--- BEGIN LISTED ENTRIES ---

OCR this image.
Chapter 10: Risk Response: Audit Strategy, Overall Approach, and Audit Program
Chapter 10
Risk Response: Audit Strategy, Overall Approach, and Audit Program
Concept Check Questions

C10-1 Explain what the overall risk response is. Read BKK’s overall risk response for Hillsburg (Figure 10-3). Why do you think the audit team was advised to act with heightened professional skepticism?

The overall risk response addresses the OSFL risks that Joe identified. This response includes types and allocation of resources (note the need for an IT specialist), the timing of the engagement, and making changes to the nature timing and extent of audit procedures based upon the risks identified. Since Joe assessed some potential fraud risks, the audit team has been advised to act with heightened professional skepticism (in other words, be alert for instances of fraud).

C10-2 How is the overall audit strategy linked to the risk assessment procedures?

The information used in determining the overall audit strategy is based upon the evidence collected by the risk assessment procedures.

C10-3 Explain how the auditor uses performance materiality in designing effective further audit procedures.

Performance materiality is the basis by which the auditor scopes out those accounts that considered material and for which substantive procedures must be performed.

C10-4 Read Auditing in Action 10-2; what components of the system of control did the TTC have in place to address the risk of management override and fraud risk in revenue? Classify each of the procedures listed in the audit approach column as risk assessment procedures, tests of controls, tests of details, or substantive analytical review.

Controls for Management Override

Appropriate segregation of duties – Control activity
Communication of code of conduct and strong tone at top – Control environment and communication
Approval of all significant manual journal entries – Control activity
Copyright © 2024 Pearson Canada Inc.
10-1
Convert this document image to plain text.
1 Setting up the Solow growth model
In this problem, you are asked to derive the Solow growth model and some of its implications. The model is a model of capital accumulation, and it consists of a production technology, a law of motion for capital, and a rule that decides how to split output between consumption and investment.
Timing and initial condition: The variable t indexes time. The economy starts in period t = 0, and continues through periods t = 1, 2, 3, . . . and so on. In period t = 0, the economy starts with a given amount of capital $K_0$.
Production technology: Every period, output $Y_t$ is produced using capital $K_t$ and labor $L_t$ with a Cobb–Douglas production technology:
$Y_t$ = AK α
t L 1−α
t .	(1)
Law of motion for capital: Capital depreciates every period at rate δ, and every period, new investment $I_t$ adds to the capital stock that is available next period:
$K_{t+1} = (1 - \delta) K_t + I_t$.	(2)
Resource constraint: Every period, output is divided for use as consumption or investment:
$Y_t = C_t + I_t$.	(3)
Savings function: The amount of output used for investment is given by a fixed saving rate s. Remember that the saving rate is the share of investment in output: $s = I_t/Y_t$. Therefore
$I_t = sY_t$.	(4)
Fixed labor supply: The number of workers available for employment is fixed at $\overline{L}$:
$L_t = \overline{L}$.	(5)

--- END LISTED ENTRIES ---

Reproduce the material above without altering a single character.

EXERCISE OUTPUT:
OCR this image.
Chapter 10: Risk Response: Audit Strategy, Overall Approach, and Audit Program
Chapter 10
Risk Response: Audit Strategy, Overall Approach, and Audit Program
Concept Check Questions

C10-1 Explain what the overall risk response is. Read BKK’s overall risk response for Hillsburg (Figure 10-3). Why do you think the audit team was advised to act with heightened professional skepticism?

The overall risk response addresses the OSFL risks that Joe identified. This response includes types and allocation of resources (note the need for an IT specialist), the timing of the engagement, and making changes to the nature timing and extent of audit procedures based upon the risks identified. Since Joe assessed some potential fraud risks, the audit team has been advised to act with heightened professional skepticism (in other words, be alert for instances of fraud).

C10-2 How is the overall audit strategy linked to the risk assessment procedures?

The information used in determining the overall audit strategy is based upon the evidence collected by the risk assessment procedures.

C10-3 Explain how the auditor uses performance materiality in designing effective further audit procedures.

Performance materiality is the basis by which the auditor scopes out those accounts that considered material and for which substantive procedures must be performed.

C10-4 Read Auditing in Action 10-2; what components of the system of control did the TTC have in place to address the risk of management override and fraud risk in revenue? Classify each of the procedures listed in the audit approach column as risk assessment procedures, tests of controls, tests of details, or substantive analytical review.

Controls for Management Override

Appropriate segregation of duties – Control activity
Communication of code of conduct and strong tone at top – Control environment and communication
Approval of all significant manual journal entries – Control activity
Copyright © 2024 Pearson Canada Inc.
10-1
Convert this document image to plain text.
1 Setting up the Solow growth model
In this problem, you are asked to derive the Solow growth model and some of its implications. The model is a model of capital accumulation, and it consists of a production technology, a law of motion for capital, and a rule that decides how to split output between consumption and investment.
Timing and initial condition: The variable t indexes time. The economy starts in period t = 0, and continues through periods t = 1, 2, 3, . . . and so on. In period t = 0, the economy starts with a given amount of capital $K_0$.
Production technology: Every period, output $Y_t$ is produced using capital $K_t$ and labor $L_t$ with a Cobb–Douglas production technology:
$Y_t$ = AK α
t L 1−α
t .	(1)
Law of motion for capital: Capital depreciates every period at rate δ, and every period, new investment $I_t$ adds to the capital stock that is available next period:
$K_{t+1} = (1 - \delta) K_t + I_t$.	(2)
Resource constraint: Every period, output is divided for use as consumption or investment:
$Y_t = C_t + I_t$.	(3)
Savings function: The amount of output used for investment is given by a fixed saving rate s. Remember that the saving rate is the share of investment in output: $s = I_t/Y_t$. Therefore
$I_t = sY_t$.	(4)
Fixed labor supply: The number of workers available for employment is fixed at $\overline{L}$:
$L_t = \overline{L}$.	(5)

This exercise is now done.